+++ Data provided

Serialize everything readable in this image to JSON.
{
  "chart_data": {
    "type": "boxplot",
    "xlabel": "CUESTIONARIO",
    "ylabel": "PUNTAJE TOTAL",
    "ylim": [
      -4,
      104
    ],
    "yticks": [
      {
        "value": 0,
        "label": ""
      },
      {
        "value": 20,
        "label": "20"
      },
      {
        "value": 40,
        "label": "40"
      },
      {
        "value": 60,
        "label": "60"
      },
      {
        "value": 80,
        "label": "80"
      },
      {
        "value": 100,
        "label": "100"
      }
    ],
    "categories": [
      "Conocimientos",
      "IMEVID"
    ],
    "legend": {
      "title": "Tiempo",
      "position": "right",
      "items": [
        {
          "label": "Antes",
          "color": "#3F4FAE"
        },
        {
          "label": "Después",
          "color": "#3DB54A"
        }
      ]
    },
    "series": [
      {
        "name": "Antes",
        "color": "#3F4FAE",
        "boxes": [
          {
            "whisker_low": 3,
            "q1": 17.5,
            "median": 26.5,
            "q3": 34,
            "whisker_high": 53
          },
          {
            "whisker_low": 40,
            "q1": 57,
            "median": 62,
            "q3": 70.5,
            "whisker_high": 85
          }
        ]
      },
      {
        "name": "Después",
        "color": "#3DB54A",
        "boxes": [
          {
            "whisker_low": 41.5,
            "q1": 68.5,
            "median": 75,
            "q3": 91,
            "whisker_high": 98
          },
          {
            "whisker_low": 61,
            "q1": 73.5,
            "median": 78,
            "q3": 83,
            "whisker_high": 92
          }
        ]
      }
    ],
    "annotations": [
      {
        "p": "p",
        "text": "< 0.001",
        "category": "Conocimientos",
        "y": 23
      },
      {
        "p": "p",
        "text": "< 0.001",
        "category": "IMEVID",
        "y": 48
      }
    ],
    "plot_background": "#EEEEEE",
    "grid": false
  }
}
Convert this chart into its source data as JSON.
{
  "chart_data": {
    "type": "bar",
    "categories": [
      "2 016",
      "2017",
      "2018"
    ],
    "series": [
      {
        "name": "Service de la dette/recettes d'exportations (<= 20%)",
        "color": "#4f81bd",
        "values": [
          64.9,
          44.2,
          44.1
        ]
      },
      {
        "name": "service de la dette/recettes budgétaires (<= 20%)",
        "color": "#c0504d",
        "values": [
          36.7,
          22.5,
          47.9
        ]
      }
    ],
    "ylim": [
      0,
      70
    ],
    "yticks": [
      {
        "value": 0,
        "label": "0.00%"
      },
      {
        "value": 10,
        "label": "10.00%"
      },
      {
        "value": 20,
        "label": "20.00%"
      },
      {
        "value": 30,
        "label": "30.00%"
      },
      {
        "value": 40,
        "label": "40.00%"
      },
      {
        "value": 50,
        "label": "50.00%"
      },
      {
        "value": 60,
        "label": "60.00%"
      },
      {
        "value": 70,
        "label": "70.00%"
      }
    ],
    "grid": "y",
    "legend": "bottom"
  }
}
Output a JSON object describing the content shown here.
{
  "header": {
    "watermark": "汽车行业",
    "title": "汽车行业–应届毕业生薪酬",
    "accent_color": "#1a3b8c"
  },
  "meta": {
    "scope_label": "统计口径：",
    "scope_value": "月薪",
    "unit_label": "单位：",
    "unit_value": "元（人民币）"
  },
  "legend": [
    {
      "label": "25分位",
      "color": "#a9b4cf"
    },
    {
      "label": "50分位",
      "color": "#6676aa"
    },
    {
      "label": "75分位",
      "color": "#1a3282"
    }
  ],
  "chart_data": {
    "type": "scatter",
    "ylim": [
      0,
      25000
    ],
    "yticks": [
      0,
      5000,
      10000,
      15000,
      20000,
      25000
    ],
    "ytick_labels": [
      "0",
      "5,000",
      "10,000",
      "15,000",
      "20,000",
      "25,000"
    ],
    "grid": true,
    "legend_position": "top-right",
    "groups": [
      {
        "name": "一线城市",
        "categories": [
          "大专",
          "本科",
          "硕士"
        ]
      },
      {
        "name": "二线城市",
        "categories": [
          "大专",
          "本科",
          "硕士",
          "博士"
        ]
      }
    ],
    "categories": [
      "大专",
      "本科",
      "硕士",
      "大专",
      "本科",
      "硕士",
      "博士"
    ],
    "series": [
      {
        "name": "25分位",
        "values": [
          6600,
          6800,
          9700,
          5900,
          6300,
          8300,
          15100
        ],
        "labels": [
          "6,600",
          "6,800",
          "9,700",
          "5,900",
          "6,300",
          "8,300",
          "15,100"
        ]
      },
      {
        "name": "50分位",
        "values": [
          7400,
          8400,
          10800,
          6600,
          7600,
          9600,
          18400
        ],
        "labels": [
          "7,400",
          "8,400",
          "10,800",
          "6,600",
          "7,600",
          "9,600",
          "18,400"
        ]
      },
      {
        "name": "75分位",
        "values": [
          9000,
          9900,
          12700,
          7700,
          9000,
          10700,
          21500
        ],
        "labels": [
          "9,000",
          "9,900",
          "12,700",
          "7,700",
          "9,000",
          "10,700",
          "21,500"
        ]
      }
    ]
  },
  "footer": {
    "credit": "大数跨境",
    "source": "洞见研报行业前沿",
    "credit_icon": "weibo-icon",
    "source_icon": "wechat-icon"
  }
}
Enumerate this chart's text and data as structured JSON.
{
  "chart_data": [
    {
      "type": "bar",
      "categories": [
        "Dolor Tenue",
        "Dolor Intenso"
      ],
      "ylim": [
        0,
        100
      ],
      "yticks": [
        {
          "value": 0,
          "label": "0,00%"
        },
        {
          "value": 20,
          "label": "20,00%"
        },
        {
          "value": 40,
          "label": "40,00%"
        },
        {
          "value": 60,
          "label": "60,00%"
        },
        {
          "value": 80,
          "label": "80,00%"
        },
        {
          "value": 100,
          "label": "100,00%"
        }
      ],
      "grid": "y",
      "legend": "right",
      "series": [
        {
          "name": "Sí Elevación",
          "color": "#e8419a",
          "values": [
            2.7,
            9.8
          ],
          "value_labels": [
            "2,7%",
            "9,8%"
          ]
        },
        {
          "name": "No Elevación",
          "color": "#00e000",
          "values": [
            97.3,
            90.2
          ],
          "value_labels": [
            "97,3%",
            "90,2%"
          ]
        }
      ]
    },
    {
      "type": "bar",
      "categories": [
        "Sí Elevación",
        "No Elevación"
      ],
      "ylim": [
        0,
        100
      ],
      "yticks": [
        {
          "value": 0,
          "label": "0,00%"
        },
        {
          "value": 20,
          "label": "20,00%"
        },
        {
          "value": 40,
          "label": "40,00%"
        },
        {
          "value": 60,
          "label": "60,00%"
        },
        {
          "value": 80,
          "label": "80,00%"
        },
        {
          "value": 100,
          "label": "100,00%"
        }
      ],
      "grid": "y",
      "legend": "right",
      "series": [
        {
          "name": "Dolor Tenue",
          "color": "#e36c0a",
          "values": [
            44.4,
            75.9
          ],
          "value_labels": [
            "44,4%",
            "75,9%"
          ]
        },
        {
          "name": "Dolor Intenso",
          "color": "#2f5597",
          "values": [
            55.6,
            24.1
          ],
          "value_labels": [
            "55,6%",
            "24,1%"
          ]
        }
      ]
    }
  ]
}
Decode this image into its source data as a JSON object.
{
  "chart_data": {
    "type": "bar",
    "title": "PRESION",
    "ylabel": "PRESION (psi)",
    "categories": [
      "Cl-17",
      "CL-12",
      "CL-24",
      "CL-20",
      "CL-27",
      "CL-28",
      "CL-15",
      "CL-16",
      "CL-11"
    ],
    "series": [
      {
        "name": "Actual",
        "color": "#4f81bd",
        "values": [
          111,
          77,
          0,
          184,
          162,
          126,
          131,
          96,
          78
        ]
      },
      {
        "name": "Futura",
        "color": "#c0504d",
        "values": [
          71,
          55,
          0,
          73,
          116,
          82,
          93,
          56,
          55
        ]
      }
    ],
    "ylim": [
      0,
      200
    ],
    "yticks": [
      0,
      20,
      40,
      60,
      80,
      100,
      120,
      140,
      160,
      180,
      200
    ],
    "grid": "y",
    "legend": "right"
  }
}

++++++

**Do this:**
Gather up the lines containing the word "Elevación" from these records and copy them.

**Solution:**
          "name": "Sí Elevación",
          "name": "No Elevación",
        "Sí Elevación",
        "No Elevación"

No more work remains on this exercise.